**Aim**
Count how many lines contain "this" and reply with that number only.
□ □ □
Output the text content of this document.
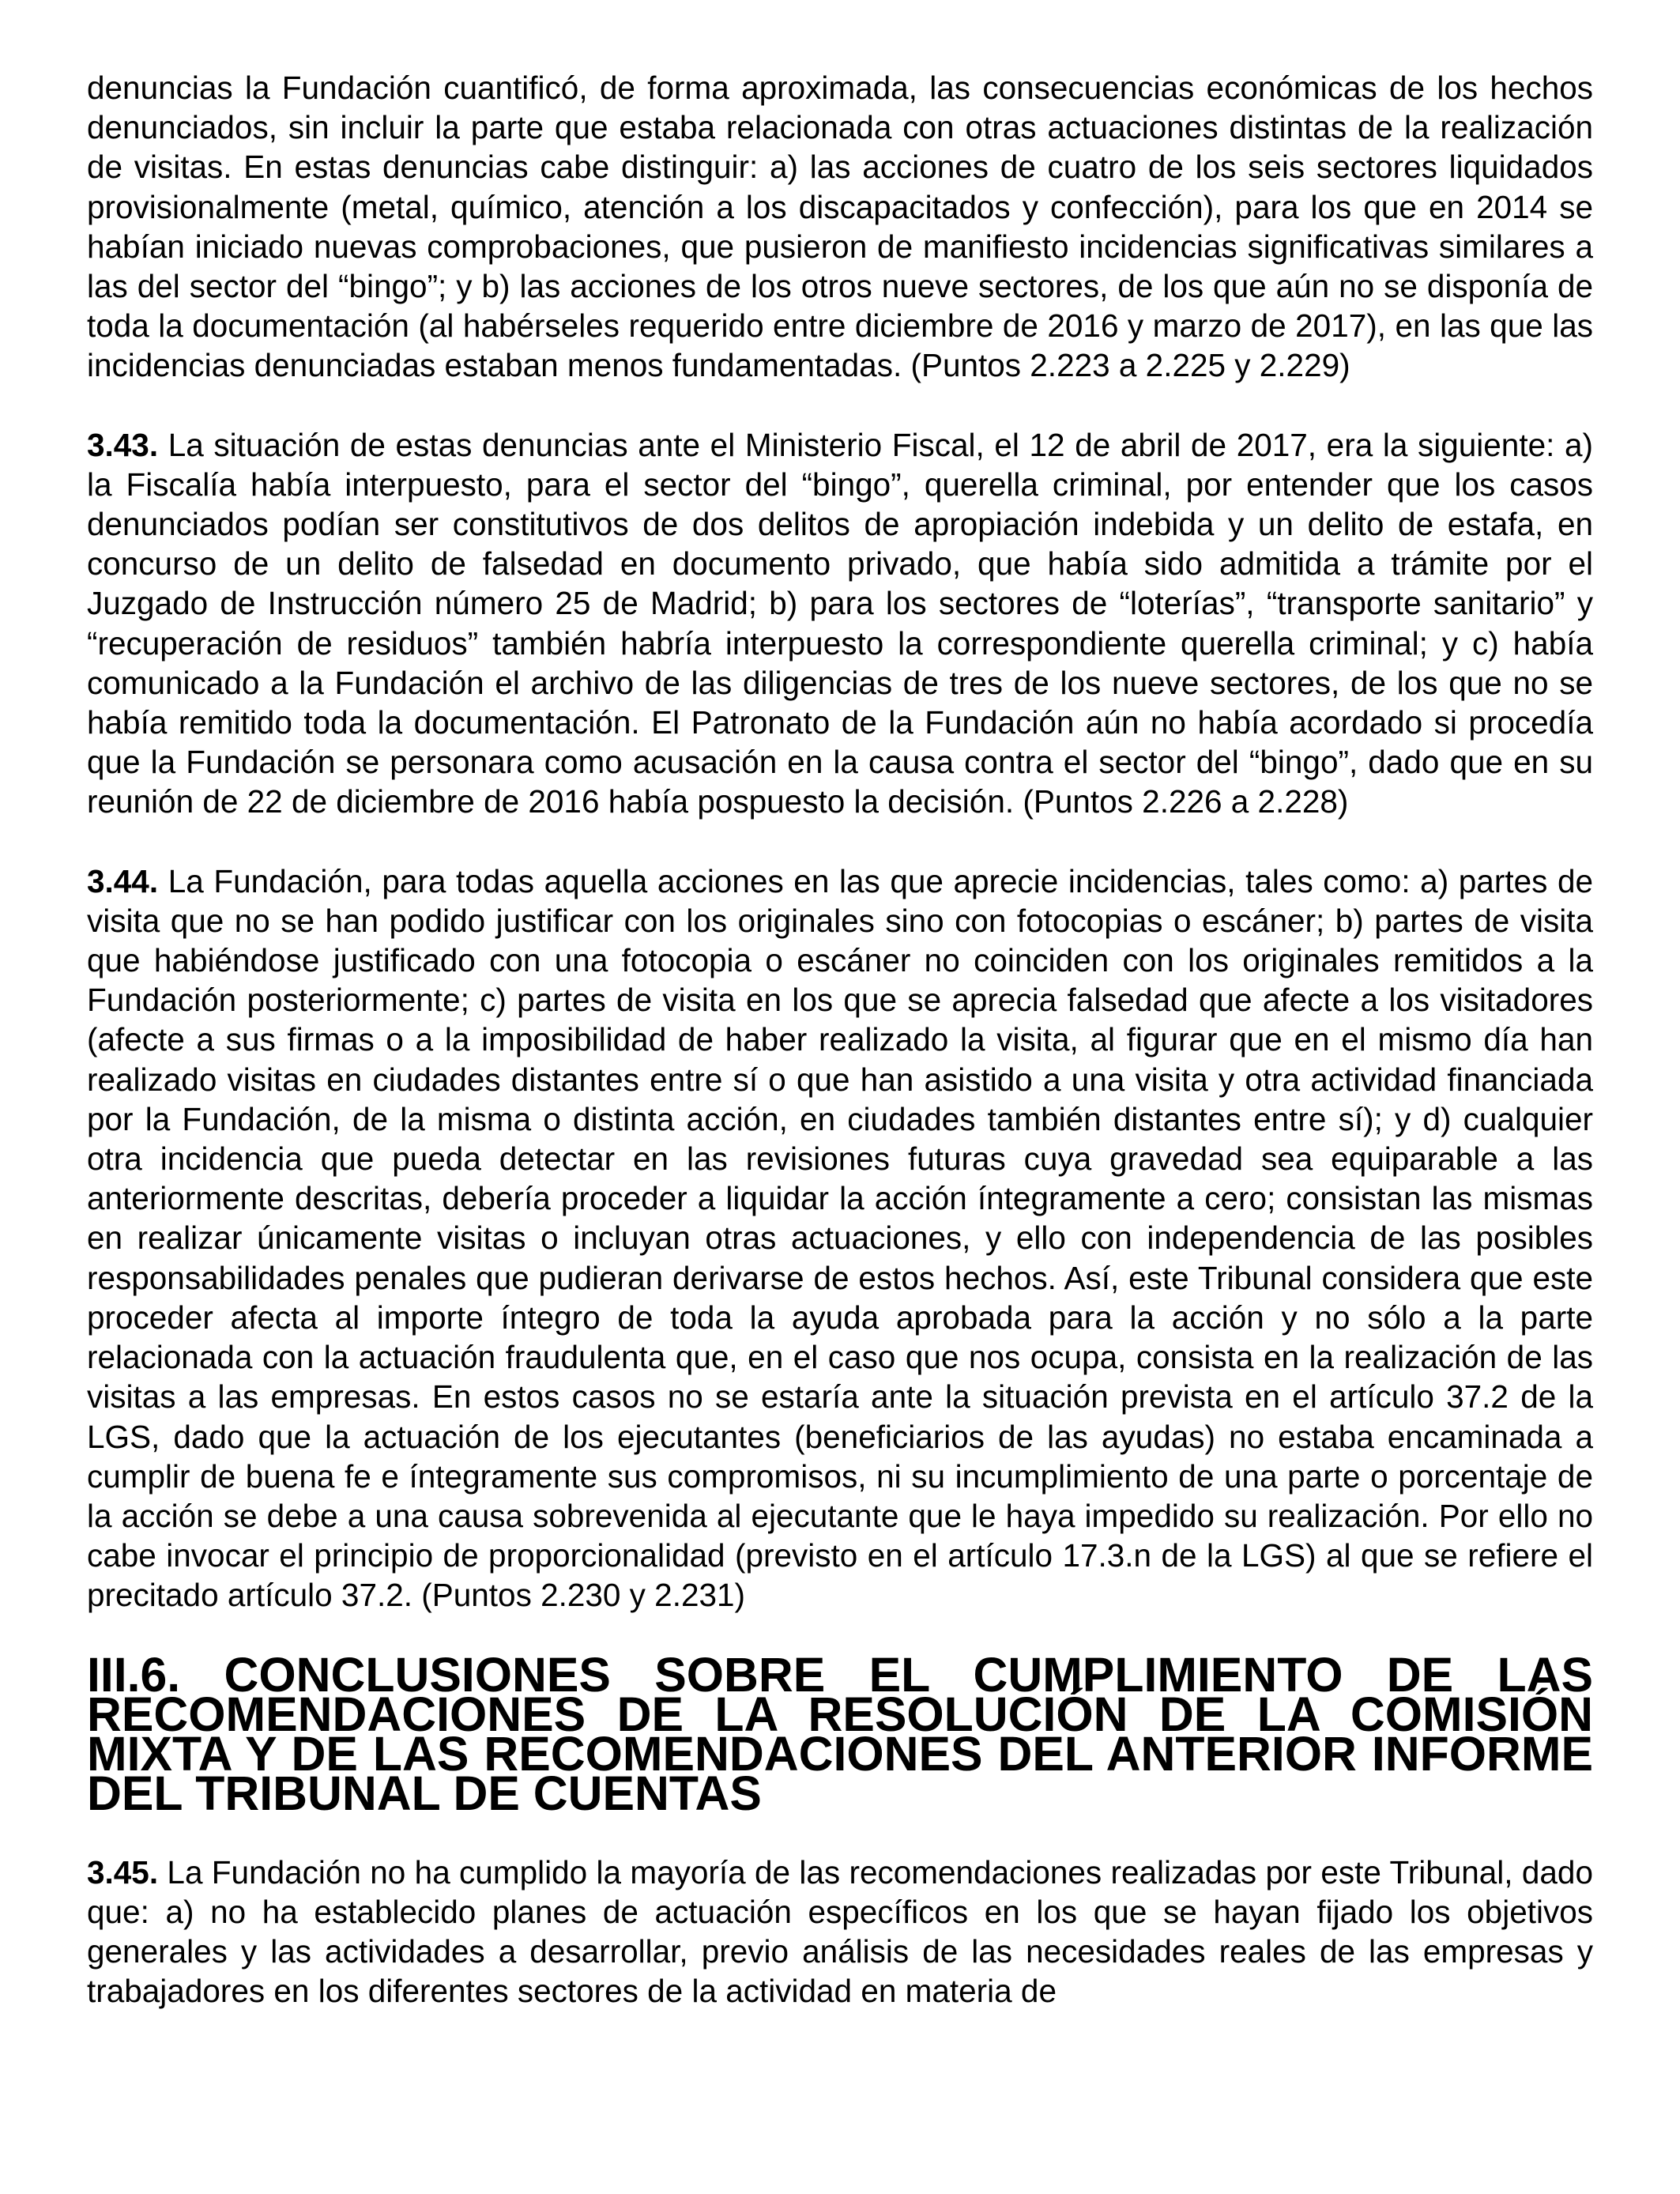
denuncias la Fundación cuantificó, de forma aproximada, las consecuencias económicas de los hechos denunciados, sin incluir la parte que estaba relacionada con otras actuaciones distintas de la realización de visitas. En estas denuncias cabe distinguir: a) las acciones de cuatro de los seis sectores liquidados provisionalmente (metal, químico, atención a los discapacitados y confección), para los que en 2014 se habían iniciado nuevas comprobaciones, que pusieron de manifiesto incidencias significativas similares a las del sector del “bingo”; y b) las acciones de los otros nueve sectores, de los que aún no se disponía de toda la documentación (al habérseles requerido entre diciembre de 2016 y marzo de 2017), en las que las incidencias denunciadas estaban menos fundamentadas. (Puntos 2.223 a 2.225 y 2.229)

3.43. La situación de estas denuncias ante el Ministerio Fiscal, el 12 de abril de 2017, era la siguiente: a) la Fiscalía había interpuesto, para el sector del “bingo”, querella criminal, por entender que los casos denunciados podían ser constitutivos de dos delitos de apropiación indebida y un delito de estafa, en concurso de un delito de falsedad en documento privado, que había sido admitida a trámite por el Juzgado de Instrucción número 25 de Madrid; b) para los sectores de “loterías”, “transporte sanitario” y “recuperación de residuos” también habría interpuesto la correspondiente querella criminal; y c) había comunicado a la Fundación el archivo de las diligencias de tres de los nueve sectores, de los que no se había remitido toda la documentación. El Patronato de la Fundación aún no había acordado si procedía que la Fundación se personara como acusación en la causa contra el sector del “bingo”, dado que en su reunión de 22 de diciembre de 2016 había pospuesto la decisión. (Puntos 2.226 a 2.228)

3.44. La Fundación, para todas aquella acciones en las que aprecie incidencias, tales como: a) partes de visita que no se han podido justificar con los originales sino con fotocopias o escáner; b) partes de visita que habiéndose justificado con una fotocopia o escáner no coinciden con los originales remitidos a la Fundación posteriormente; c) partes de visita en los que se aprecia falsedad que afecte a los visitadores (afecte a sus firmas o a la imposibilidad de haber realizado la visita, al figurar que en el mismo día han realizado visitas en ciudades distantes entre sí o que han asistido a una visita y otra actividad financiada por la Fundación, de la misma o distinta acción, en ciudades también distantes entre sí); y d) cualquier otra incidencia que pueda detectar en las revisiones futuras cuya gravedad sea equiparable a las anteriormente descritas, debería proceder a liquidar la acción íntegramente a cero; consistan las mismas en realizar únicamente visitas o incluyan otras actuaciones, y ello con independencia de las posibles responsabilidades penales que pudieran derivarse de estos hechos. Así, este Tribunal considera que este proceder afecta al importe íntegro de toda la ayuda aprobada para la acción y no sólo a la parte relacionada con la actuación fraudulenta que, en el caso que nos ocupa, consista en la realización de las visitas a las empresas. En estos casos no se estaría ante la situación prevista en el artículo 37.2 de la LGS, dado que la actuación de los ejecutantes (beneficiarios de las ayudas) no estaba encaminada a cumplir de buena fe e íntegramente sus compromisos, ni su incumplimiento de una parte o porcentaje de la acción se debe a una causa sobrevenida al ejecutante que le haya impedido su realización. Por ello no cabe invocar el principio de proporcionalidad (previsto en el artículo 17.3.n de la LGS) al que se refiere el precitado artículo 37.2. (Puntos 2.230 y 2.231)

III.6. CONCLUSIONES SOBRE EL CUMPLIMIENTO DE LAS RECOMENDACIONES DE LA RESOLUCIÓN DE LA COMISIÓN MIXTA Y DE LAS RECOMENDACIONES DEL ANTERIOR INFORME DEL TRIBUNAL DE CUENTAS

3.45. La Fundación no ha cumplido la mayoría de las recomendaciones realizadas por este Tribunal, dado que: a) no ha establecido planes de actuación específicos en los que se hayan fijado los objetivos generales y las actividades a desarrollar, previo análisis de las necesidades reales de las empresas y trabajadores en los diferentes sectores de la actividad en materia de
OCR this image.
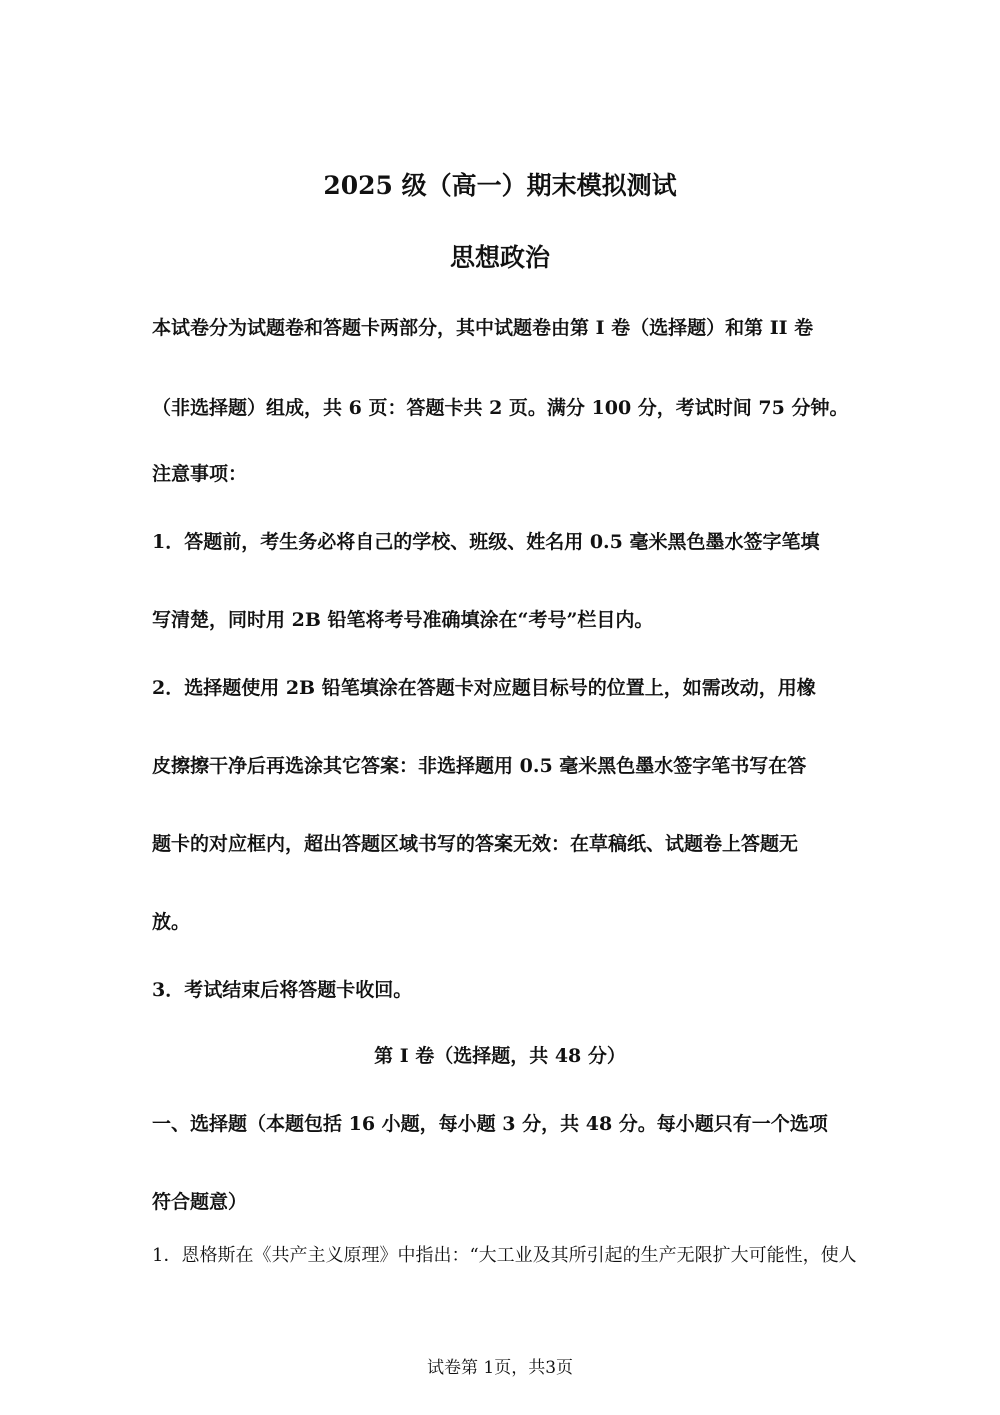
2025 级（高一）期末模拟测试
思想政治
本试卷分为试题卷和答题卡两部分，其中试题卷由第 I 卷（选择题）和第 II 卷
（非选择题）组成，共 6 页：答题卡共 2 页。满分 100 分，考试时间 75 分钟。
注意事项：
1．答题前，考生务必将自己的学校、班级、姓名用 0.5 毫米黑色墨水签字笔填
写清楚，同时用 2B 铅笔将考号准确填涂在“考号”栏目内。
2．选择题使用 2B 铅笔填涂在答题卡对应题目标号的位置上，如需改动，用橡
皮擦擦干净后再选涂其它答案：非选择题用 0.5 毫米黑色墨水签字笔书写在答
题卡的对应框内，超出答题区域书写的答案无效：在草稿纸、试题卷上答题无
放。
3．考试结束后将答题卡收回。
第 I 卷（选择题，共 48 分）
一、选择题（本题包括 16 小题，每小题 3 分，共 48 分。每小题只有一个选项
符合题意）
1．恩格斯在《共产主义原理》中指出：“大工业及其所引起的生产无限扩大可能性，使人
试卷第 1页，共3页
□ □ □
**Written solution**
2